WHAT NEEDS TO BE DONE -> All of the material below is to be retyped exactly.

Saved data entries
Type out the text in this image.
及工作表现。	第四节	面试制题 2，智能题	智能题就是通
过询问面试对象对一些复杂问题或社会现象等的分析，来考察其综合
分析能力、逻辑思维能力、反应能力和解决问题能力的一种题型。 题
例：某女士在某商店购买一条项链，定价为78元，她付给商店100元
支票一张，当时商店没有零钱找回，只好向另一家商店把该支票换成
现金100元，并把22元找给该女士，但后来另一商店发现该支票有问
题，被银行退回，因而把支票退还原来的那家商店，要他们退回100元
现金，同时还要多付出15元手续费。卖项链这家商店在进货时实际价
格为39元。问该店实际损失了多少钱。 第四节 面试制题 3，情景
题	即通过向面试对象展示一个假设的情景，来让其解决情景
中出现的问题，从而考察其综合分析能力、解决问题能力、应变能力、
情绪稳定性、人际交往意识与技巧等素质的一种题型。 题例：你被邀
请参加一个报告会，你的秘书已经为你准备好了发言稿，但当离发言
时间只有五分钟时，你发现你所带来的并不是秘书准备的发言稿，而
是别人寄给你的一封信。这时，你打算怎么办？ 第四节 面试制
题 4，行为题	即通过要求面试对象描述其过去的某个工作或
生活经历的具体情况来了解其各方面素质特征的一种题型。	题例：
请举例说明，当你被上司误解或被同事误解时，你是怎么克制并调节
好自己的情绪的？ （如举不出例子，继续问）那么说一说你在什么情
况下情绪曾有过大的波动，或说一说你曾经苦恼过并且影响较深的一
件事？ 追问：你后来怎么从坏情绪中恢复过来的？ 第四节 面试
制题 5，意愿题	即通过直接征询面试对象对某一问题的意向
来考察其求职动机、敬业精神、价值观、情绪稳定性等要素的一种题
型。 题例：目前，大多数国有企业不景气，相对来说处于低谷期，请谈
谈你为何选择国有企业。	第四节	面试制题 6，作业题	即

FINISHED ANSWER ->
Type out the text in this image.
及工作表现。	第四节	面试制题 2，智能题	智能题就是通
过询问面试对象对一些复杂问题或社会现象等的分析，来考察其综合
分析能力、逻辑思维能力、反应能力和解决问题能力的一种题型。 题
例：某女士在某商店购买一条项链，定价为78元，她付给商店100元
支票一张，当时商店没有零钱找回，只好向另一家商店把该支票换成
现金100元，并把22元找给该女士，但后来另一商店发现该支票有问
题，被银行退回，因而把支票退还原来的那家商店，要他们退回100元
现金，同时还要多付出15元手续费。卖项链这家商店在进货时实际价
格为39元。问该店实际损失了多少钱。 第四节 面试制题 3，情景
题	即通过向面试对象展示一个假设的情景，来让其解决情景
中出现的问题，从而考察其综合分析能力、解决问题能力、应变能力、
情绪稳定性、人际交往意识与技巧等素质的一种题型。 题例：你被邀
请参加一个报告会，你的秘书已经为你准备好了发言稿，但当离发言
时间只有五分钟时，你发现你所带来的并不是秘书准备的发言稿，而
是别人寄给你的一封信。这时，你打算怎么办？ 第四节 面试制
题 4，行为题	即通过要求面试对象描述其过去的某个工作或
生活经历的具体情况来了解其各方面素质特征的一种题型。	题例：
请举例说明，当你被上司误解或被同事误解时，你是怎么克制并调节
好自己的情绪的？ （如举不出例子，继续问）那么说一说你在什么情
况下情绪曾有过大的波动，或说一说你曾经苦恼过并且影响较深的一
件事？ 追问：你后来怎么从坏情绪中恢复过来的？ 第四节 面试
制题 5，意愿题	即通过直接征询面试对象对某一问题的意向
来考察其求职动机、敬业精神、价值观、情绪稳定性等要素的一种题
型。 题例：目前，大多数国有企业不景气，相对来说处于低谷期，请谈
谈你为何选择国有企业。	第四节	面试制题 6，作业题	即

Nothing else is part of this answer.